● **STATED EXERCISE**:
Scan the data beneath this task and copy each line that includes "MWCNT".
--- begin THE RECORDS ---
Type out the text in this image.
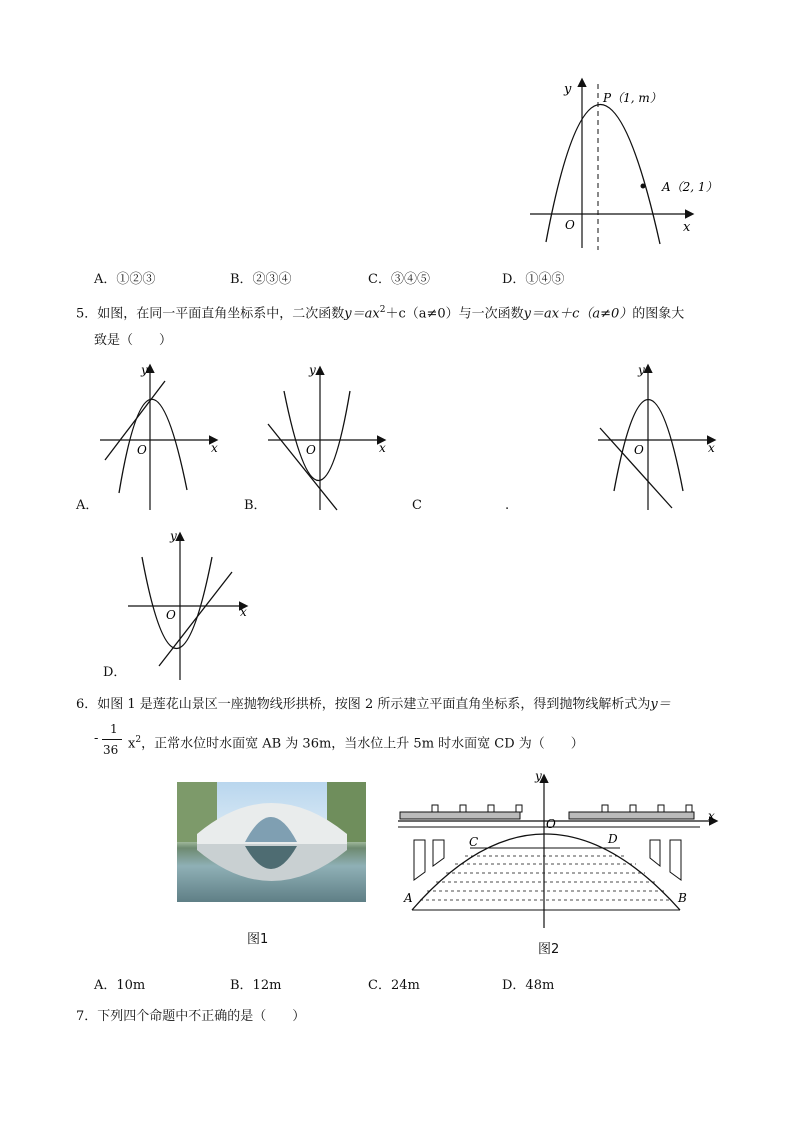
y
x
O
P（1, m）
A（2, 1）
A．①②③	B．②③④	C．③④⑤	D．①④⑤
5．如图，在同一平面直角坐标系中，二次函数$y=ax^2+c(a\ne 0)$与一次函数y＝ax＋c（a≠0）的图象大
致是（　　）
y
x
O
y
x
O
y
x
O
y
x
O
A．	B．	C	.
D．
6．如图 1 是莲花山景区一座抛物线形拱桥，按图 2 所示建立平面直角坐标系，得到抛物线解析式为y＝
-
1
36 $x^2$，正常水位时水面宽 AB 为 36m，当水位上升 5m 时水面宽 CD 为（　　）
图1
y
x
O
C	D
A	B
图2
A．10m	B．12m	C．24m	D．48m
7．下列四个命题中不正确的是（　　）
--- end THE RECORDS ---
--- begin THE RECORDS ---
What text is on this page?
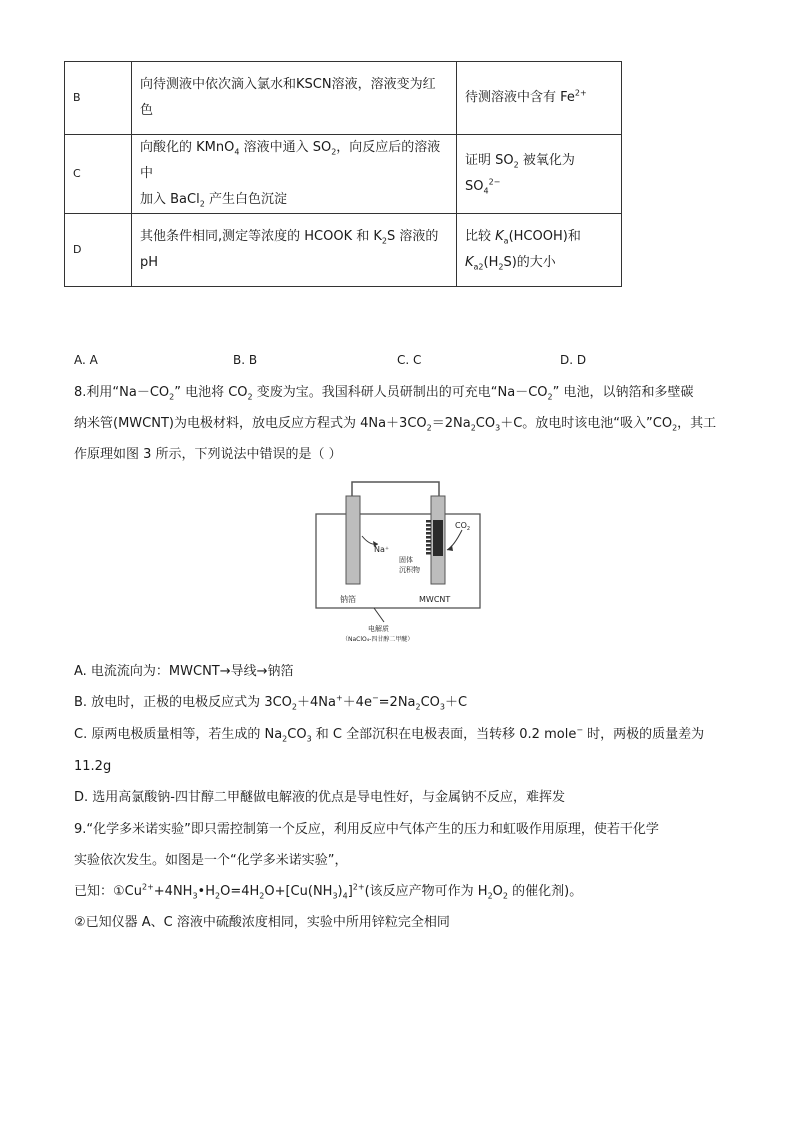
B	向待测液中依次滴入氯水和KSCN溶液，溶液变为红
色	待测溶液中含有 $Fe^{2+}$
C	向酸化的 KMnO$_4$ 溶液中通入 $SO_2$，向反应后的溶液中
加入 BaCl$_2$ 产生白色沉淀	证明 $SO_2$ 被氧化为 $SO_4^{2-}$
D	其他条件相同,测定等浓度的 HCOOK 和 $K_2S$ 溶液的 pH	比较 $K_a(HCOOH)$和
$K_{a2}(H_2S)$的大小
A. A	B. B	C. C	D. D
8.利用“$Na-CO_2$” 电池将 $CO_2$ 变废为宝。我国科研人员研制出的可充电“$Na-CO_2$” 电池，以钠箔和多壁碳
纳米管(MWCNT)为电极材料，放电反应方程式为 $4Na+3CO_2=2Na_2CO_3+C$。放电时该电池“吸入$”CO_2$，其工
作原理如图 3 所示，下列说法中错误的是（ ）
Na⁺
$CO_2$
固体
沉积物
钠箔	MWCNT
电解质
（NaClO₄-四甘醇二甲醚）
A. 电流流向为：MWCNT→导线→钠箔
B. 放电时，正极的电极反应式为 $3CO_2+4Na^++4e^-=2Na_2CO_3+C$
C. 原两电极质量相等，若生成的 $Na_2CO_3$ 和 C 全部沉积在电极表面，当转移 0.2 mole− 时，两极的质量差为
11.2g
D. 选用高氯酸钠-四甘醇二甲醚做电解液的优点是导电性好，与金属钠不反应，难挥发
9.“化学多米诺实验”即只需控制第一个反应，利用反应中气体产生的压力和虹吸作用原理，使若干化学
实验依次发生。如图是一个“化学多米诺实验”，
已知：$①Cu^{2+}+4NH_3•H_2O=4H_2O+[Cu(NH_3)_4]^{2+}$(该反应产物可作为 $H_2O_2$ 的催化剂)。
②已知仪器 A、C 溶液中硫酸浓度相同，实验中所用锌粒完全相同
--- end THE RECORDS ---
--- begin THE RECORDS ---
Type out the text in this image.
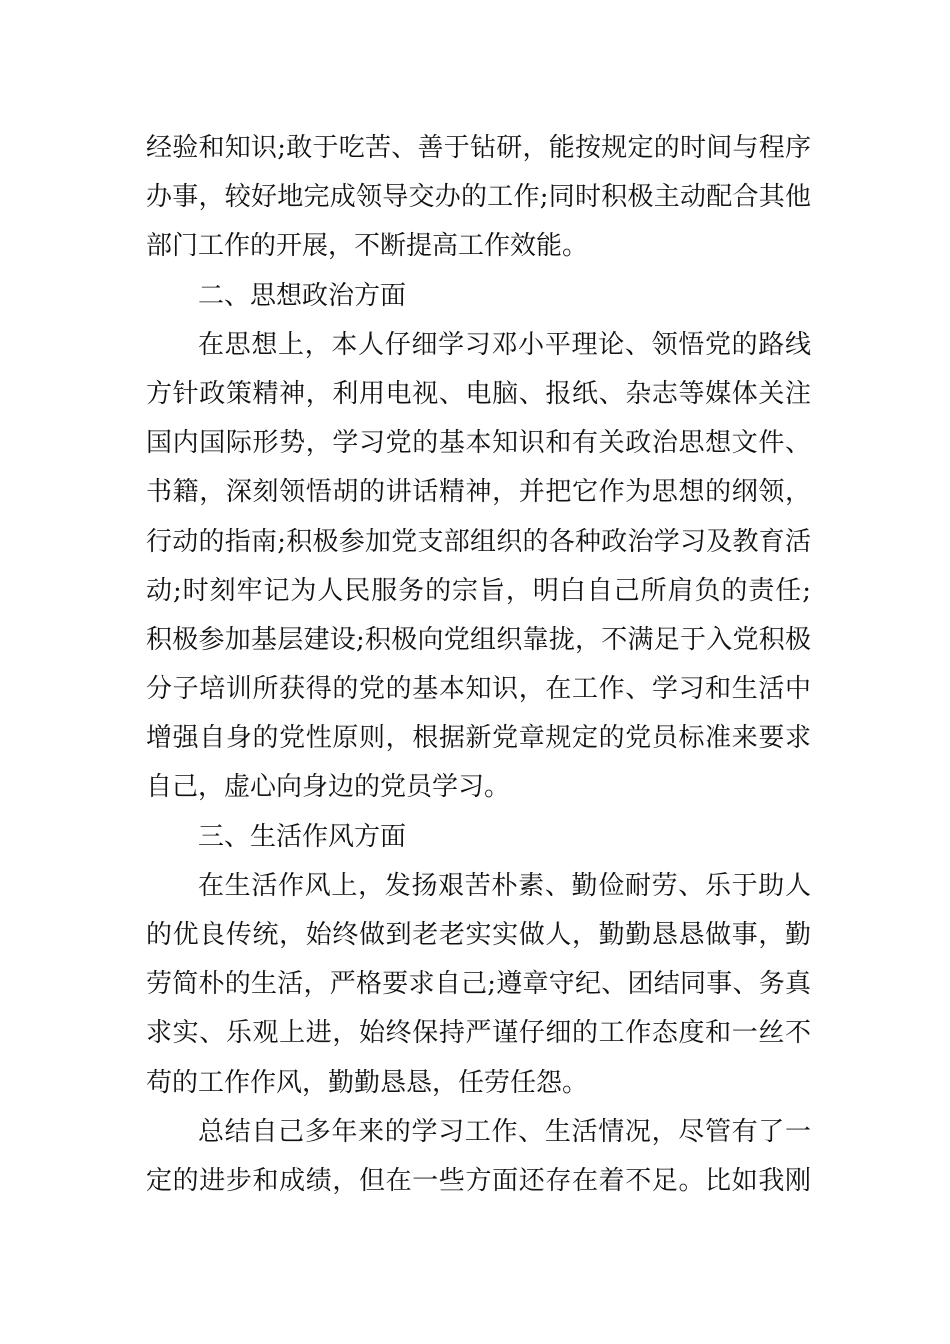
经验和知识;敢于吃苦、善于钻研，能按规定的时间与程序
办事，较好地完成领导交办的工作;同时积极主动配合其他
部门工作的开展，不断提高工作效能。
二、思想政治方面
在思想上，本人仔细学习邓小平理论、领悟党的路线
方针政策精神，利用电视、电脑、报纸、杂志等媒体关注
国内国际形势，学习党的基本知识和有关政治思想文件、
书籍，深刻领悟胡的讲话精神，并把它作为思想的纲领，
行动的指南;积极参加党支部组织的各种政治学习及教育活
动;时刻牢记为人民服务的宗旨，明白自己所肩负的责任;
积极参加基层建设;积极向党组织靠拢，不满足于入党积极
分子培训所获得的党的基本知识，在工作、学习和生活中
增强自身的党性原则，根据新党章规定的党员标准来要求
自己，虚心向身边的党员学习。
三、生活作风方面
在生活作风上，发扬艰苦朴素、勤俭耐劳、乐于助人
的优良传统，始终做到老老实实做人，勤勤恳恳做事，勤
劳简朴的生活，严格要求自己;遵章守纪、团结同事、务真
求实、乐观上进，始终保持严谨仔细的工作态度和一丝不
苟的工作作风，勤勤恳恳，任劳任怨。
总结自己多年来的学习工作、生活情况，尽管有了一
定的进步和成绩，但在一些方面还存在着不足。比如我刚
--- end THE RECORDS ---
● **SOLUTION FOR THIS EXERCISE**:
纳米管(MWCNT)为电极材料，放电反应方程式为 $4Na+3CO_2=2Na_2CO_3+C$。放电时该电池“吸入$”CO_2$，其工
钠箔	MWCNT
A. 电流流向为：MWCNT→导线→钠箔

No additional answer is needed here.